▸ Your goal: Below are records to be output exactly, every one of them.

▸ Listed records:
-- -- --

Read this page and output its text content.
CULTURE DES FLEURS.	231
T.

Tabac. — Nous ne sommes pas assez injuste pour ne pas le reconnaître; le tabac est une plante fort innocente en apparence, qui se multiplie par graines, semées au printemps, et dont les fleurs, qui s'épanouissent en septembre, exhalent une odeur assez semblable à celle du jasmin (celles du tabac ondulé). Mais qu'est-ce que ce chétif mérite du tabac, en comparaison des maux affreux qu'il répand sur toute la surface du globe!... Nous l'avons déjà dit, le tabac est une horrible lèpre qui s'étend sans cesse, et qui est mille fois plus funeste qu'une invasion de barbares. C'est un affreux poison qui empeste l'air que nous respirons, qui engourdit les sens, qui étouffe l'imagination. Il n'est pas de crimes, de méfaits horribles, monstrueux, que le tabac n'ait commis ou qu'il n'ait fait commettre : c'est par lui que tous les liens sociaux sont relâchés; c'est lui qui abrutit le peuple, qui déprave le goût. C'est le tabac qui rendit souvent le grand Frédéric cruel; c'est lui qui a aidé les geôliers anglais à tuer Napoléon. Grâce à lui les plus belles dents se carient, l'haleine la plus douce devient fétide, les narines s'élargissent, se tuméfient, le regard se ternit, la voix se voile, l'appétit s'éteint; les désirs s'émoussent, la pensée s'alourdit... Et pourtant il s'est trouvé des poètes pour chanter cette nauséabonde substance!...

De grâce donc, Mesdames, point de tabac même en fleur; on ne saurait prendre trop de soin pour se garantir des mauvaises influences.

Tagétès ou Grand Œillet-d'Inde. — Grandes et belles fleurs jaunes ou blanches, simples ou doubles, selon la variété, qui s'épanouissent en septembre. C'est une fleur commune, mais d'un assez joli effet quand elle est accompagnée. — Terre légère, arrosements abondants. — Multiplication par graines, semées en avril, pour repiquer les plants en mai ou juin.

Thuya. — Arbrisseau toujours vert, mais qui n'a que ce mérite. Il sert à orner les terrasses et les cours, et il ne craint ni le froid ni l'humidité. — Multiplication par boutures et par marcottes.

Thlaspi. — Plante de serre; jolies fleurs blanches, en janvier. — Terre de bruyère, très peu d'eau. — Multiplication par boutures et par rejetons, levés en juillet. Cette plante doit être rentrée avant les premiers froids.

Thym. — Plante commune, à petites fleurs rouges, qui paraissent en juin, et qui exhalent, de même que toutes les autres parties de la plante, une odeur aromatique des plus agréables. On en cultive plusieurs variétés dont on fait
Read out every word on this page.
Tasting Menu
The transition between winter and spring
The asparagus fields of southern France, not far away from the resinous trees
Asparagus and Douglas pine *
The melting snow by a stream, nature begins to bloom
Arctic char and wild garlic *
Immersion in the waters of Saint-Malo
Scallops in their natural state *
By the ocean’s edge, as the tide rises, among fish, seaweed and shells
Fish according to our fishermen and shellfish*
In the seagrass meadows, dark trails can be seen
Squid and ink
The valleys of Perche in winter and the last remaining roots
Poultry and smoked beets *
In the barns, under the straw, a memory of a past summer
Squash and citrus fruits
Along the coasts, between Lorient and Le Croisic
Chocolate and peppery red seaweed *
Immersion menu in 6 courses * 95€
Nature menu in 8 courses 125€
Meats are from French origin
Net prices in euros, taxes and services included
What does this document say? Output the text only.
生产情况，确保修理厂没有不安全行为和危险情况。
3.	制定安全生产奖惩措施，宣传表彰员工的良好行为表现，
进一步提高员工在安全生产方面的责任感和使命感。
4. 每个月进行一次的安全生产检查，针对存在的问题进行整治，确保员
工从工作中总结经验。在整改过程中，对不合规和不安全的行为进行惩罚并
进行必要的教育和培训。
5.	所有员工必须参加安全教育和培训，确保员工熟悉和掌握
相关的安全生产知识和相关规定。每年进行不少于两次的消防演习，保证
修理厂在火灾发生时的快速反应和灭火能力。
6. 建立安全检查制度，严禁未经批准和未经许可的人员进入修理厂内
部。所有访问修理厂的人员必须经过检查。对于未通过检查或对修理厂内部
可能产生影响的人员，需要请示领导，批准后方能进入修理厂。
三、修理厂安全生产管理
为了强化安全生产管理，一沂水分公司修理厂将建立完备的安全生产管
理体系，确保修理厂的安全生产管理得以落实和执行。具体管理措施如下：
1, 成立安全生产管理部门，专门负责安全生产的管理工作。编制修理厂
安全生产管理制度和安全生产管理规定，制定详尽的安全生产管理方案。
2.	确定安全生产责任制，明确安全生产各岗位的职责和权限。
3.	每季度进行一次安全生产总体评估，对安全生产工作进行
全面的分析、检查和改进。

-- -- --

▸ Expected output:
Read this page and output its text content.
CULTURE DES FLEURS.	231
T.

Tabac. — Nous ne sommes pas assez injuste pour ne pas le reconnaître; le tabac est une plante fort innocente en apparence, qui se multiplie par graines, semées au printemps, et dont les fleurs, qui s'épanouissent en septembre, exhalent une odeur assez semblable à celle du jasmin (celles du tabac ondulé). Mais qu'est-ce que ce chétif mérite du tabac, en comparaison des maux affreux qu'il répand sur toute la surface du globe!... Nous l'avons déjà dit, le tabac est une horrible lèpre qui s'étend sans cesse, et qui est mille fois plus funeste qu'une invasion de barbares. C'est un affreux poison qui empeste l'air que nous respirons, qui engourdit les sens, qui étouffe l'imagination. Il n'est pas de crimes, de méfaits horribles, monstrueux, que le tabac n'ait commis ou qu'il n'ait fait commettre : c'est par lui que tous les liens sociaux sont relâchés; c'est lui qui abrutit le peuple, qui déprave le goût. C'est le tabac qui rendit souvent le grand Frédéric cruel; c'est lui qui a aidé les geôliers anglais à tuer Napoléon. Grâce à lui les plus belles dents se carient, l'haleine la plus douce devient fétide, les narines s'élargissent, se tuméfient, le regard se ternit, la voix se voile, l'appétit s'éteint; les désirs s'émoussent, la pensée s'alourdit... Et pourtant il s'est trouvé des poètes pour chanter cette nauséabonde substance!...

De grâce donc, Mesdames, point de tabac même en fleur; on ne saurait prendre trop de soin pour se garantir des mauvaises influences.

Tagétès ou Grand Œillet-d'Inde. — Grandes et belles fleurs jaunes ou blanches, simples ou doubles, selon la variété, qui s'épanouissent en septembre. C'est une fleur commune, mais d'un assez joli effet quand elle est accompagnée. — Terre légère, arrosements abondants. — Multiplication par graines, semées en avril, pour repiquer les plants en mai ou juin.

Thuya. — Arbrisseau toujours vert, mais qui n'a que ce mérite. Il sert à orner les terrasses et les cours, et il ne craint ni le froid ni l'humidité. — Multiplication par boutures et par marcottes.

Thlaspi. — Plante de serre; jolies fleurs blanches, en janvier. — Terre de bruyère, très peu d'eau. — Multiplication par boutures et par rejetons, levés en juillet. Cette plante doit être rentrée avant les premiers froids.

Thym. — Plante commune, à petites fleurs rouges, qui paraissent en juin, et qui exhalent, de même que toutes les autres parties de la plante, une odeur aromatique des plus agréables. On en cultive plusieurs variétés dont on fait
Read out every word on this page.
Tasting Menu
The transition between winter and spring
The asparagus fields of southern France, not far away from the resinous trees
Asparagus and Douglas pine *
The melting snow by a stream, nature begins to bloom
Arctic char and wild garlic *
Immersion in the waters of Saint-Malo
Scallops in their natural state *
By the ocean’s edge, as the tide rises, among fish, seaweed and shells
Fish according to our fishermen and shellfish*
In the seagrass meadows, dark trails can be seen
Squid and ink
The valleys of Perche in winter and the last remaining roots
Poultry and smoked beets *
In the barns, under the straw, a memory of a past summer
Squash and citrus fruits
Along the coasts, between Lorient and Le Croisic
Chocolate and peppery red seaweed *
Immersion menu in 6 courses * 95€
Nature menu in 8 courses 125€
Meats are from French origin
Net prices in euros, taxes and services included
What does this document say? Output the text only.
生产情况，确保修理厂没有不安全行为和危险情况。
3.	制定安全生产奖惩措施，宣传表彰员工的良好行为表现，
进一步提高员工在安全生产方面的责任感和使命感。
4. 每个月进行一次的安全生产检查，针对存在的问题进行整治，确保员
工从工作中总结经验。在整改过程中，对不合规和不安全的行为进行惩罚并
进行必要的教育和培训。
5.	所有员工必须参加安全教育和培训，确保员工熟悉和掌握
相关的安全生产知识和相关规定。每年进行不少于两次的消防演习，保证
修理厂在火灾发生时的快速反应和灭火能力。
6. 建立安全检查制度，严禁未经批准和未经许可的人员进入修理厂内
部。所有访问修理厂的人员必须经过检查。对于未通过检查或对修理厂内部
可能产生影响的人员，需要请示领导，批准后方能进入修理厂。
三、修理厂安全生产管理
为了强化安全生产管理，一沂水分公司修理厂将建立完备的安全生产管
理体系，确保修理厂的安全生产管理得以落实和执行。具体管理措施如下：
1, 成立安全生产管理部门，专门负责安全生产的管理工作。编制修理厂
安全生产管理制度和安全生产管理规定，制定详尽的安全生产管理方案。
2.	确定安全生产责任制，明确安全生产各岗位的职责和权限。
3.	每季度进行一次安全生产总体评估，对安全生产工作进行
全面的分析、检查和改进。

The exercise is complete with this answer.